==== Information supplied

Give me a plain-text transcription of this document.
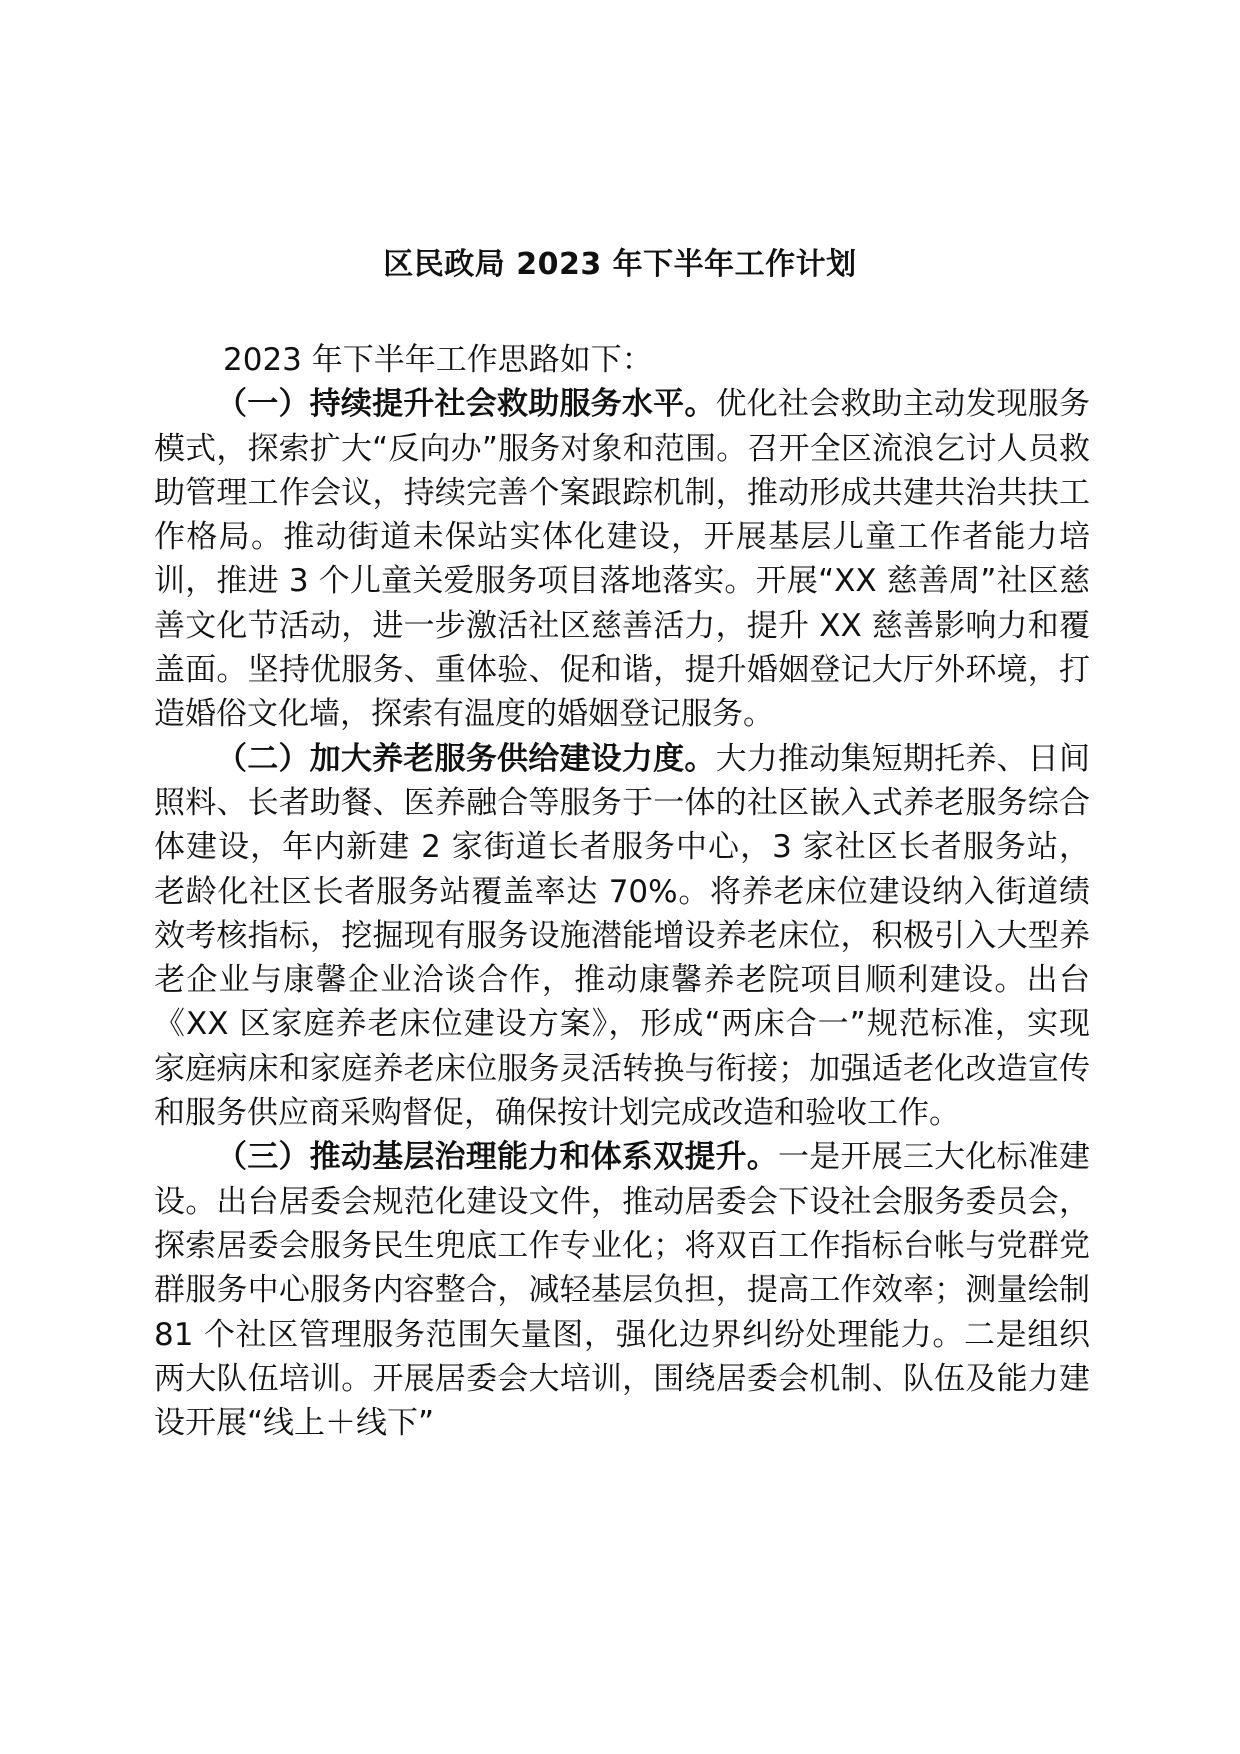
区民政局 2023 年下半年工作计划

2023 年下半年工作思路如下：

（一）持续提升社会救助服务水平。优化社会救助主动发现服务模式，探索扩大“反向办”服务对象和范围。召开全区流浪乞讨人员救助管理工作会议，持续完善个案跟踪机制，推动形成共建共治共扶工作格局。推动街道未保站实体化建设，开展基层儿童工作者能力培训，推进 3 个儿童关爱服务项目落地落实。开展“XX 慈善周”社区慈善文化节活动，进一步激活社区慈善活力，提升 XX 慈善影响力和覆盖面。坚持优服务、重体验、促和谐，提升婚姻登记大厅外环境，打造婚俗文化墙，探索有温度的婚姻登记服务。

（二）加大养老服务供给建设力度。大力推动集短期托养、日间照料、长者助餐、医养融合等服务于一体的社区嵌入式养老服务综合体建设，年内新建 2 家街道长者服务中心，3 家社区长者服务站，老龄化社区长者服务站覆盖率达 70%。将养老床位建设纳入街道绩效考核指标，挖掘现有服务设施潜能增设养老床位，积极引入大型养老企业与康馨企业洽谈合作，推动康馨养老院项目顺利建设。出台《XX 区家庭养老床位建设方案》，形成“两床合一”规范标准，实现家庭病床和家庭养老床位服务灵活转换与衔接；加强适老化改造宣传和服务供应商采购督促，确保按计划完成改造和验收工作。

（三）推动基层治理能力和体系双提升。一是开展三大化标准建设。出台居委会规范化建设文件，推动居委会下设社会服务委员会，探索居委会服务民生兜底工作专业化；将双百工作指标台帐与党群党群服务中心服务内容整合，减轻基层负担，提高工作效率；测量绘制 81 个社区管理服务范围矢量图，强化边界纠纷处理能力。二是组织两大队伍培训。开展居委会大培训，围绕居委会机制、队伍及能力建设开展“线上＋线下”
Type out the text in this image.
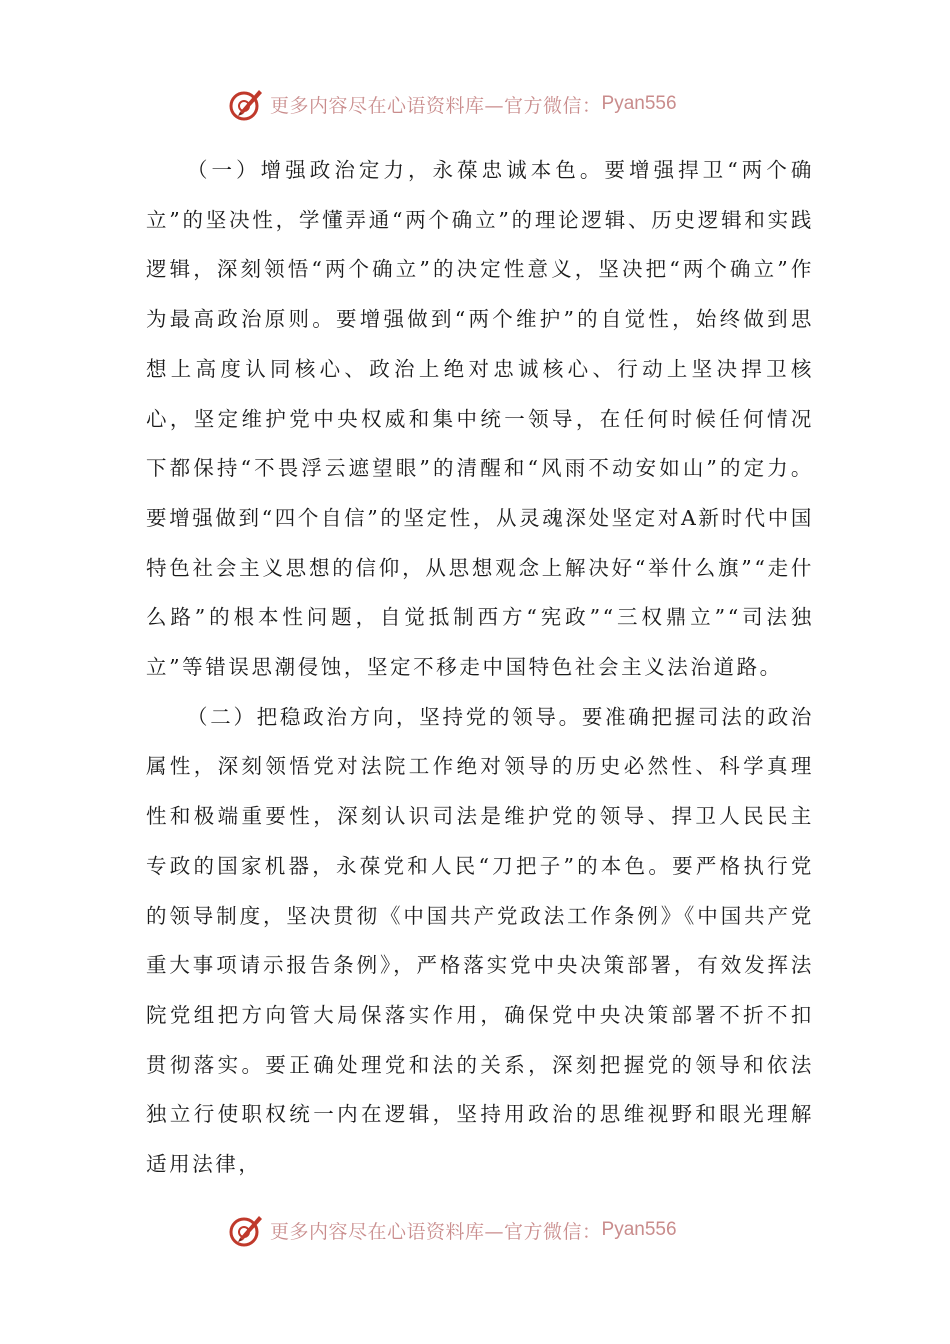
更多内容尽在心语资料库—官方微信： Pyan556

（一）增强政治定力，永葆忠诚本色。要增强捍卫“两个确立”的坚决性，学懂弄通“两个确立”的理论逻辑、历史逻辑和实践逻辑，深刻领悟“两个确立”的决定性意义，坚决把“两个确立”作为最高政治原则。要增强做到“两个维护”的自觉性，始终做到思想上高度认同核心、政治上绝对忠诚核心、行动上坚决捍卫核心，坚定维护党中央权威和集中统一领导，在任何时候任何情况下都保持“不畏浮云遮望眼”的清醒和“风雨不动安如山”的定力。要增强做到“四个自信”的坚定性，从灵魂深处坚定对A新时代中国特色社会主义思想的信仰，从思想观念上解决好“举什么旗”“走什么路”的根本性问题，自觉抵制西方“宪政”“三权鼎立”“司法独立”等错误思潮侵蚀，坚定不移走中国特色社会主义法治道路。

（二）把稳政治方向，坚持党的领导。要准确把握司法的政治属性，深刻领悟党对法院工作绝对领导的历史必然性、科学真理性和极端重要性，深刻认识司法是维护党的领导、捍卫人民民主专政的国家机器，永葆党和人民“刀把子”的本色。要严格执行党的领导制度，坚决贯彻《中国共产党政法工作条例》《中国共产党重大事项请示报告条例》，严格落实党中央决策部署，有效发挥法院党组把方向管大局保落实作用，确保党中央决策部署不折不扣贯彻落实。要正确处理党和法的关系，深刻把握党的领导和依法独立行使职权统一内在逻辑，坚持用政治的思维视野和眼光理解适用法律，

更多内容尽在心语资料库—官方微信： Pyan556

========

- _What this task involves_
Write out each entry exactly as given, omitting any picture.

- _Exercise answer_
Give me a plain-text transcription of this document.
区民政局 2023 年下半年工作计划

2023 年下半年工作思路如下：

（一）持续提升社会救助服务水平。优化社会救助主动发现服务模式，探索扩大“反向办”服务对象和范围。召开全区流浪乞讨人员救助管理工作会议，持续完善个案跟踪机制，推动形成共建共治共扶工作格局。推动街道未保站实体化建设，开展基层儿童工作者能力培训，推进 3 个儿童关爱服务项目落地落实。开展“XX 慈善周”社区慈善文化节活动，进一步激活社区慈善活力，提升 XX 慈善影响力和覆盖面。坚持优服务、重体验、促和谐，提升婚姻登记大厅外环境，打造婚俗文化墙，探索有温度的婚姻登记服务。

（二）加大养老服务供给建设力度。大力推动集短期托养、日间照料、长者助餐、医养融合等服务于一体的社区嵌入式养老服务综合体建设，年内新建 2 家街道长者服务中心，3 家社区长者服务站，老龄化社区长者服务站覆盖率达 70%。将养老床位建设纳入街道绩效考核指标，挖掘现有服务设施潜能增设养老床位，积极引入大型养老企业与康馨企业洽谈合作，推动康馨养老院项目顺利建设。出台《XX 区家庭养老床位建设方案》，形成“两床合一”规范标准，实现家庭病床和家庭养老床位服务灵活转换与衔接；加强适老化改造宣传和服务供应商采购督促，确保按计划完成改造和验收工作。

（三）推动基层治理能力和体系双提升。一是开展三大化标准建设。出台居委会规范化建设文件，推动居委会下设社会服务委员会，探索居委会服务民生兜底工作专业化；将双百工作指标台帐与党群党群服务中心服务内容整合，减轻基层负担，提高工作效率；测量绘制 81 个社区管理服务范围矢量图，强化边界纠纷处理能力。二是组织两大队伍培训。开展居委会大培训，围绕居委会机制、队伍及能力建设开展“线上＋线下”
Type out the text in this image.
更多内容尽在心语资料库—官方微信： Pyan556

（一）增强政治定力，永葆忠诚本色。要增强捍卫“两个确立”的坚决性，学懂弄通“两个确立”的理论逻辑、历史逻辑和实践逻辑，深刻领悟“两个确立”的决定性意义，坚决把“两个确立”作为最高政治原则。要增强做到“两个维护”的自觉性，始终做到思想上高度认同核心、政治上绝对忠诚核心、行动上坚决捍卫核心，坚定维护党中央权威和集中统一领导，在任何时候任何情况下都保持“不畏浮云遮望眼”的清醒和“风雨不动安如山”的定力。要增强做到“四个自信”的坚定性，从灵魂深处坚定对A新时代中国特色社会主义思想的信仰，从思想观念上解决好“举什么旗”“走什么路”的根本性问题，自觉抵制西方“宪政”“三权鼎立”“司法独立”等错误思潮侵蚀，坚定不移走中国特色社会主义法治道路。

（二）把稳政治方向，坚持党的领导。要准确把握司法的政治属性，深刻领悟党对法院工作绝对领导的历史必然性、科学真理性和极端重要性，深刻认识司法是维护党的领导、捍卫人民民主专政的国家机器，永葆党和人民“刀把子”的本色。要严格执行党的领导制度，坚决贯彻《中国共产党政法工作条例》《中国共产党重大事项请示报告条例》，严格落实党中央决策部署，有效发挥法院党组把方向管大局保落实作用，确保党中央决策部署不折不扣贯彻落实。要正确处理党和法的关系，深刻把握党的领导和依法独立行使职权统一内在逻辑，坚持用政治的思维视野和眼光理解适用法律，

更多内容尽在心语资料库—官方微信： Pyan556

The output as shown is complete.